INSTRUCTIONS TO FOLLOW: Exactly as they appear, copy the lines of the listing from the one containing "Extract the structured" through the final line, both included, and nothing else.
┌─ ENTRIES
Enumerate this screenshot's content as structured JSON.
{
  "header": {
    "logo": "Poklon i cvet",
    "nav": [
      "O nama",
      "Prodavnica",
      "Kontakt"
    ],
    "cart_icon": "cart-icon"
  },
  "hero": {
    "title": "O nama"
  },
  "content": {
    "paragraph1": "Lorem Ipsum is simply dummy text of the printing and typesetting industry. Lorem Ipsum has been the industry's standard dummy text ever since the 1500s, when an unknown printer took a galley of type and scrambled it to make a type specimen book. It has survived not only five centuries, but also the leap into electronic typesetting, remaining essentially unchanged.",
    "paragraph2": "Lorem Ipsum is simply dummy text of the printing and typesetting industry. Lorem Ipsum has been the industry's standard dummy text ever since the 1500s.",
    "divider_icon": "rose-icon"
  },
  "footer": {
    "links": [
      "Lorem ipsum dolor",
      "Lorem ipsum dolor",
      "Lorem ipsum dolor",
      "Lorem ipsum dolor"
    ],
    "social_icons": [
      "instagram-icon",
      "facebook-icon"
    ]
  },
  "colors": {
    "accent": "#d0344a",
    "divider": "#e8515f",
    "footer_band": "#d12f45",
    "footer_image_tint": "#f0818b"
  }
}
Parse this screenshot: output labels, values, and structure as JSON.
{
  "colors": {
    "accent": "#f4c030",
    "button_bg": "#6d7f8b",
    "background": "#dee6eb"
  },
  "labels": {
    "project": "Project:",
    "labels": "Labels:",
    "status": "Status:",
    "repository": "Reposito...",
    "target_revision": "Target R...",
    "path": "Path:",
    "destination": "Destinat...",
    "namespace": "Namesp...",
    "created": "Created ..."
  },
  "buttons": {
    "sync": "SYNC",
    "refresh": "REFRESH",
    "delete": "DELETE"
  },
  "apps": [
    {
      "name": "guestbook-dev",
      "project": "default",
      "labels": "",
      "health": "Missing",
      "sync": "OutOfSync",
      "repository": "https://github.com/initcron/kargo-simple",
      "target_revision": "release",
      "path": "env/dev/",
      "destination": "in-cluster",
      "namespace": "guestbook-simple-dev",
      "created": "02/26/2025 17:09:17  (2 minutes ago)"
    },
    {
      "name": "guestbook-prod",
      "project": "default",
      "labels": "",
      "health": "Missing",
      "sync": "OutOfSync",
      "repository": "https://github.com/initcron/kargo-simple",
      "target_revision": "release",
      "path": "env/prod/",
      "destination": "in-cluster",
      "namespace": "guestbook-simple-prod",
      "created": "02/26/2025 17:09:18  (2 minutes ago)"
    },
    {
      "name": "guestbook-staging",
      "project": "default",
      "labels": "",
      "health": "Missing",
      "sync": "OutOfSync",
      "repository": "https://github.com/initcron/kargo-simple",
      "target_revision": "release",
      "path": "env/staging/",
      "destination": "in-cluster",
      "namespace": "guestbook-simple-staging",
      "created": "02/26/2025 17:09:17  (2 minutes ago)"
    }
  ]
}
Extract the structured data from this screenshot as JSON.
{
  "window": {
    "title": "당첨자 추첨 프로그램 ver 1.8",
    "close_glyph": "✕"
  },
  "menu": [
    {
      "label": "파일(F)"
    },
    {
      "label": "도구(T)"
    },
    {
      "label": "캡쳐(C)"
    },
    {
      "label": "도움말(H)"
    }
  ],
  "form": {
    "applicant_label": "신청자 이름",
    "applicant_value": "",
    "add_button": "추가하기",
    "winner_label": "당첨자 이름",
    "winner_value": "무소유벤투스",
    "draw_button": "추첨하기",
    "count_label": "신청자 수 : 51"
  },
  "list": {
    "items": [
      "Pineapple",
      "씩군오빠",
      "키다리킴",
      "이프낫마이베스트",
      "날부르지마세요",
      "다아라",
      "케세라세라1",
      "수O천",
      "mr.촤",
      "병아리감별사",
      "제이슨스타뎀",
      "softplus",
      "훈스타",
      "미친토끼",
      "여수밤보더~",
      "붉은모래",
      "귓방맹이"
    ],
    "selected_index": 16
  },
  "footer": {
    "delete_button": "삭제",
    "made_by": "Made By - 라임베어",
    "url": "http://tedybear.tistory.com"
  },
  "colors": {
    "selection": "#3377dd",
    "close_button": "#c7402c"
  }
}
└─
EXPECTED OUTPUT:
Extract the structured data from this screenshot as JSON.
{
  "window": {
    "title": "당첨자 추첨 프로그램 ver 1.8",
    "close_glyph": "✕"
  },
  "menu": [
    {
      "label": "파일(F)"
    },
    {
      "label": "도구(T)"
    },
    {
      "label": "캡쳐(C)"
    },
    {
      "label": "도움말(H)"
    }
  ],
  "form": {
    "applicant_label": "신청자 이름",
    "applicant_value": "",
    "add_button": "추가하기",
    "winner_label": "당첨자 이름",
    "winner_value": "무소유벤투스",
    "draw_button": "추첨하기",
    "count_label": "신청자 수 : 51"
  },
  "list": {
    "items": [
      "Pineapple",
      "씩군오빠",
      "키다리킴",
      "이프낫마이베스트",
      "날부르지마세요",
      "다아라",
      "케세라세라1",
      "수O천",
      "mr.촤",
      "병아리감별사",
      "제이슨스타뎀",
      "softplus",
      "훈스타",
      "미친토끼",
      "여수밤보더~",
      "붉은모래",
      "귓방맹이"
    ],
    "selected_index": 16
  },
  "footer": {
    "delete_button": "삭제",
    "made_by": "Made By - 라임베어",
    "url": "http://tedybear.tistory.com"
  },
  "colors": {
    "selection": "#3377dd",
    "close_button": "#c7402c"
  }
}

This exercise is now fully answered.